#### PASSAGE TO READ:

## Start

FIG. 12 diagrammatically illustrates branching of optical fiber units from an optical trunk cable in accordance with an embodiment of the present invention;

FIGS. 13A through 13C show various configurations for the bundled cable using different numbers of outer units;

FIGS. 14A and 14B show successive bonding locations in accordance with another embodiment of the present invention;

FIGS. 15A through 15F show successive bonding locations in accordance with another embodiment of the present invention; and

FIGS. 16A and 16B show successive bonding locations in accordance with another embodiment of the present invention.

Repeat use of reference characters in the present specification and drawings is intended to represent same or analogous features or elements of the invention.

DETAILED DESCRIPTION OF PREFERRED EMBODIMENTS

It is to be understood by one of ordinary skill in the art that the present discussion is a description of exemplary embodiments only, and is not intended as limiting the broader aspects of the present invention, which broader aspects are embodied in the exemplary constructions.

Referring now to FIGS. 1 and 2, an optical trunk cable 10 constructed in accordance with the present invention is illustrated. Trunk cable 10 has a plurality of optical fiber units interconnected to form a bundle. In the illustrated embodiment, a total of seven such optical fiber units (respectively indicated at 12-1 through 12-7) are provided. As can be seen, optical fiber unit 12-7 is situated in the middle of the group, with the remaining optical fiber units 12-1 through 12-6 being situated on the outside. All of the optical fiber units preferably extend in parallel with each other along the entire actual length of trunk cable 10.

## End

Spatial layout entries
## Start

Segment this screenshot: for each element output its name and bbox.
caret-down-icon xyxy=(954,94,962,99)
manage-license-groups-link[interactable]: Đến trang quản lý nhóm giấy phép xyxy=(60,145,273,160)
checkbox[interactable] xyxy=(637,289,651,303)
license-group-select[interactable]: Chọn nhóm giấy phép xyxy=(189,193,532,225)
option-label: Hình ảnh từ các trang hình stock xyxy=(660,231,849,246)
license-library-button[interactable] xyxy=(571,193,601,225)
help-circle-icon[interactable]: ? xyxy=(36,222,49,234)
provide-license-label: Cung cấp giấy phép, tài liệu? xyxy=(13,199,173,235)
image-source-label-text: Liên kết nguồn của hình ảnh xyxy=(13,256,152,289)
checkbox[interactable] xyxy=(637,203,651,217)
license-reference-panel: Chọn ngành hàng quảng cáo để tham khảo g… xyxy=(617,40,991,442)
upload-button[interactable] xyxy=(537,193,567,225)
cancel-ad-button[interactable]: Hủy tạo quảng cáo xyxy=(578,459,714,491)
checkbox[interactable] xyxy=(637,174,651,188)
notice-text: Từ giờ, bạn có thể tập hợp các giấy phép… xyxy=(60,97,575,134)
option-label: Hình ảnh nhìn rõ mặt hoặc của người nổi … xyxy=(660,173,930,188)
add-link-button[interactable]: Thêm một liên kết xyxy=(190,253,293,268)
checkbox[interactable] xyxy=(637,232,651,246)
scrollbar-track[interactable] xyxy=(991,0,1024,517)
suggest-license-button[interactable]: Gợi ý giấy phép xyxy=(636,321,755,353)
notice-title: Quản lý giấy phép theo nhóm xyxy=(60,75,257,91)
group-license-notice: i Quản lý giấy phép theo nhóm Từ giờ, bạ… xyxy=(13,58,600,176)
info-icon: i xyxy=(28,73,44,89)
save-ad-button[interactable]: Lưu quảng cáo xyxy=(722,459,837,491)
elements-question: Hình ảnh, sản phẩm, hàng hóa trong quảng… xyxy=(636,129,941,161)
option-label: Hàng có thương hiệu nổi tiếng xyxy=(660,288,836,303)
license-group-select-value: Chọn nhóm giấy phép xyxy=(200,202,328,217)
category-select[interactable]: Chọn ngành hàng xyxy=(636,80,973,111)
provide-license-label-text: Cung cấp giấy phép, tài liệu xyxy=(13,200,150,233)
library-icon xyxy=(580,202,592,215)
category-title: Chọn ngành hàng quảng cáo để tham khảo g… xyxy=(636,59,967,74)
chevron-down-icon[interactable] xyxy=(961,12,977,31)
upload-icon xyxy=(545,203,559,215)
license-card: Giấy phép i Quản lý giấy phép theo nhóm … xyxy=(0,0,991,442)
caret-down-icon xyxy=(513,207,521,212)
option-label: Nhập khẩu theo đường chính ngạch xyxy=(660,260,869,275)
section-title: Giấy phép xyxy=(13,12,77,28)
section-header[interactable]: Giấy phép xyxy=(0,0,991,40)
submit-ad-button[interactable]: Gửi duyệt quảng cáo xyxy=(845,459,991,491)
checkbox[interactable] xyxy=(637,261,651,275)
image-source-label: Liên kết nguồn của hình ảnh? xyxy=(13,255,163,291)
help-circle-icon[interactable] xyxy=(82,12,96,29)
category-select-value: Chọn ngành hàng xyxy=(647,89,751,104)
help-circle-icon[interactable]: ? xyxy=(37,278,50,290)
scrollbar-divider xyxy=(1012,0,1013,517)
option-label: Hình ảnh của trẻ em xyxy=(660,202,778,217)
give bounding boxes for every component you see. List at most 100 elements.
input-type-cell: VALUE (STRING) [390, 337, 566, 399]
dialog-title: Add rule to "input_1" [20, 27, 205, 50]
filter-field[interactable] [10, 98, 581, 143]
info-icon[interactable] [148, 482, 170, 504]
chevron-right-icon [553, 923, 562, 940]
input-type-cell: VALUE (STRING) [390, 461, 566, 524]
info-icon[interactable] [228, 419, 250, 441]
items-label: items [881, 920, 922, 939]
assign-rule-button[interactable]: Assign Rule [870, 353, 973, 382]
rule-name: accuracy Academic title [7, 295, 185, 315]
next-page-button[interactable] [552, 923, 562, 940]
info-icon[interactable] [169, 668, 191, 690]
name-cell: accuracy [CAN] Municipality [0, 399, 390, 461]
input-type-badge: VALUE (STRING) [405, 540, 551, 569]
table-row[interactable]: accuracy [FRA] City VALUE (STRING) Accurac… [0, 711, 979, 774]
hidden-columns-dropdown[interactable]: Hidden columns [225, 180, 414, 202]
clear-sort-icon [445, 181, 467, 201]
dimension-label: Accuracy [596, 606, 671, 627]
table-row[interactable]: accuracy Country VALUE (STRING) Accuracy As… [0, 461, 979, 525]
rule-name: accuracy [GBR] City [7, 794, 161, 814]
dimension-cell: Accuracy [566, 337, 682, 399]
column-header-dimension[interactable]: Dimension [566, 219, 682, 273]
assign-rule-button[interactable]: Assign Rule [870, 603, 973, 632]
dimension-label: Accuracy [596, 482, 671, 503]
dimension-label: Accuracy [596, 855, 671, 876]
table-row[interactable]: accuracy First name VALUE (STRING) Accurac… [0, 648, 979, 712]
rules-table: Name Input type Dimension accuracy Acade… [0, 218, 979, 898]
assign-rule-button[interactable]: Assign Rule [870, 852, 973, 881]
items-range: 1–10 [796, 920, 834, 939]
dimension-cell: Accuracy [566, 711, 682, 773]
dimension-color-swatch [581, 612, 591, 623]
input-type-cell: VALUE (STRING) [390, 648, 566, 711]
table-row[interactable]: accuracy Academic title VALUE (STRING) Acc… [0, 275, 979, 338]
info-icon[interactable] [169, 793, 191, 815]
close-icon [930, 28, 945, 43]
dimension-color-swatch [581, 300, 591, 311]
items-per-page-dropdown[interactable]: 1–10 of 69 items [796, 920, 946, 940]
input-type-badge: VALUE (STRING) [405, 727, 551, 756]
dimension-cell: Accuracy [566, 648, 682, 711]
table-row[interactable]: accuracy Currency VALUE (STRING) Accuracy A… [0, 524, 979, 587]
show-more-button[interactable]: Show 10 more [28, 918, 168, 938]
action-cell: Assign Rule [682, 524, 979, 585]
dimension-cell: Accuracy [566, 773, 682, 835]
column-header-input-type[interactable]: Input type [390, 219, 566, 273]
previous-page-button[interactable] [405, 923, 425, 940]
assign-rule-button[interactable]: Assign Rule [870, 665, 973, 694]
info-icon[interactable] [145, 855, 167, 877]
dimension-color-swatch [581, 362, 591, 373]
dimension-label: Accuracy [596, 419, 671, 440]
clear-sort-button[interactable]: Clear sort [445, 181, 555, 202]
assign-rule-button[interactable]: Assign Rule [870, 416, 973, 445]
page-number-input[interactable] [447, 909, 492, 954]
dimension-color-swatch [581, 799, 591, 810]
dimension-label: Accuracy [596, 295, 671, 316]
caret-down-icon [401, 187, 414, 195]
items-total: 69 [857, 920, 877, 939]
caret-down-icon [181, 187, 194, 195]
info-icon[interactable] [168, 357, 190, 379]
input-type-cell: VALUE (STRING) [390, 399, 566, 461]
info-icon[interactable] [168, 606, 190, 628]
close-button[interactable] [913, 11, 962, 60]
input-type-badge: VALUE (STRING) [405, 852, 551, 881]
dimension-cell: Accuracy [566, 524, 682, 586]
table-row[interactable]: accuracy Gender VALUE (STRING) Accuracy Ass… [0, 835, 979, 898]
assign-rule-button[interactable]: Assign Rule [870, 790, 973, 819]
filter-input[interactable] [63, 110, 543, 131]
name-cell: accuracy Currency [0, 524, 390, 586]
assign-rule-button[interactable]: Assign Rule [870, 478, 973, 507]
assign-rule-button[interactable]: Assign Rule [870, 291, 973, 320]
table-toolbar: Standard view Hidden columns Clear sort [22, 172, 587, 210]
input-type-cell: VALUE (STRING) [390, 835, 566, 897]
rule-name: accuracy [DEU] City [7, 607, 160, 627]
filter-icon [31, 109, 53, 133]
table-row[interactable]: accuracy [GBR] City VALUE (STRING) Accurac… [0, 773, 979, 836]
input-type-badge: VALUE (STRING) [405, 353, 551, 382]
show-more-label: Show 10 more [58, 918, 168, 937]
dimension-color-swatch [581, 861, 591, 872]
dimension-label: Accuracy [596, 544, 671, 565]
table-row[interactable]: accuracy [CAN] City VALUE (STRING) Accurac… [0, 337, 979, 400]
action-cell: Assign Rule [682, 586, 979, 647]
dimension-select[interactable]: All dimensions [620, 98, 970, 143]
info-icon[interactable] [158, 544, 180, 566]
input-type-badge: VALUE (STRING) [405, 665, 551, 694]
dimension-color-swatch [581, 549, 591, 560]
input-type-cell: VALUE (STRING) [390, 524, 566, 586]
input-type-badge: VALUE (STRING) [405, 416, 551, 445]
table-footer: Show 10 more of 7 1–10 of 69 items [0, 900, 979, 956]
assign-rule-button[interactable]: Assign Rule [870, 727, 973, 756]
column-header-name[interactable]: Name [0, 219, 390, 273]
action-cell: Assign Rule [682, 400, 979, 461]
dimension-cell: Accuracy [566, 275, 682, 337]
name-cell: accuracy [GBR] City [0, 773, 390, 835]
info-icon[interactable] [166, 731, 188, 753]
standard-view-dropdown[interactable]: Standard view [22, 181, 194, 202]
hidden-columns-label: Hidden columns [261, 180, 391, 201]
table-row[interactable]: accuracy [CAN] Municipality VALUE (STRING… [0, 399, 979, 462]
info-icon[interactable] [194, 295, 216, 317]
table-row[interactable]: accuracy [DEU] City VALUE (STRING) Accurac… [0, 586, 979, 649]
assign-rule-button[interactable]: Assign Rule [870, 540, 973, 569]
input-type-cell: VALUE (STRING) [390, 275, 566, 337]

## End

#### TO BE DONE:
1: Convert the records into a numbered list, starting at the first line of the records and ending at the line containing "provide-license-label: Cung cấp". Leave out any blank lines.
2: Carry on the passage about the optical trunk cable from where it stops.
These records are unrelated to the passage about the optical trunk cable.

#### SET OF ANSWERS:
1:
1. Segment this screenshot: for each element output its name and bbox.
2. caret-down-icon xyxy=(954,94,962,99)
3. manage-license-groups-link[interactable]: Đến trang quản lý nhóm giấy phép xyxy=(60,145,273,160)
4. checkbox[interactable] xyxy=(637,289,651,303)
5. license-group-select[interactable]: Chọn nhóm giấy phép xyxy=(189,193,532,225)
6. option-label: Hình ảnh từ các trang hình stock xyxy=(660,231,849,246)
7. license-library-button[interactable] xyxy=(571,193,601,225)
8. help-circle-icon[interactable]: ? xyxy=(36,222,49,234)
9. provide-license-label: Cung cấp giấy phép, tài liệu? xyxy=(13,199,173,235)

2:
As described above, trunk cables of the prior art have an outer sheath which must be cut in order to access the optical fiber units contained inside. This often presents difficulties during the branching process. In contrast, trunk cable 10 does not have an outer sheath in which the optical fiber units are contained. This facilitates branching of the optical fiber units as will be described below.

The respective optical fiber units 12 will typically contain a plurality of optical fibers for providing data communication to a corresponding customer. In this regard, FIG. 3A illustrates an optical fiber unit 12 which may be employed in trunk cable 10. As shown, optical fiber unit 12 includes multiple optical fibers 14 extending along its axis. Each of the optical fibers 14 comprises the combination of the optical conductor 16 for transmission of optical signals and its protective sheath 18. Typically, sheath 18 may be formed of a polymer such as PVC. The number of optical fibers 14 within each fiber unit 12 may vary, but typical fiber counts are 4, 6, 12, etc. In addition, each of the fiber units 12 may further include loose aramid filaments that provide strength to optical fiber unit 12. The optical fibers 14 (and aramid filaments) of each fiber units 12 are encased by an outer jacket 22, which may be formed of a suitable material such as plenum-rated PVC, riser-rated PVC or LSZH.

Another example of an optical fiber unit that may be utilized with embodiments of the present invention is shown in FIG. 3B. As shown, unit 12′ includes four optical fibers 14′ (250 μm) in this example jacketed with a high-density polyethylene jacket 22′. Tension members 23a and 23b, such as glass FRP, aramid FRP or steel wire, run alongside the optical fibers. This type of drop cable is widely used in Japan.

As noted above, fiber optic units comprising trunk cable 10 are attached intermittently at selected bonding locations along the cable length. In this regard, FIG. 4 illustrates a trunk cable 110 constructed in accordance with the present invention. As can be seen, trunk cable 110 includes a plurality of optical fiber units 112. In this example, a total of seven such optical fiber units are provided. The spacing of the bonding locations is chosen to give sufficient integrity to the bundle, while still allowing the bundle to bend easily.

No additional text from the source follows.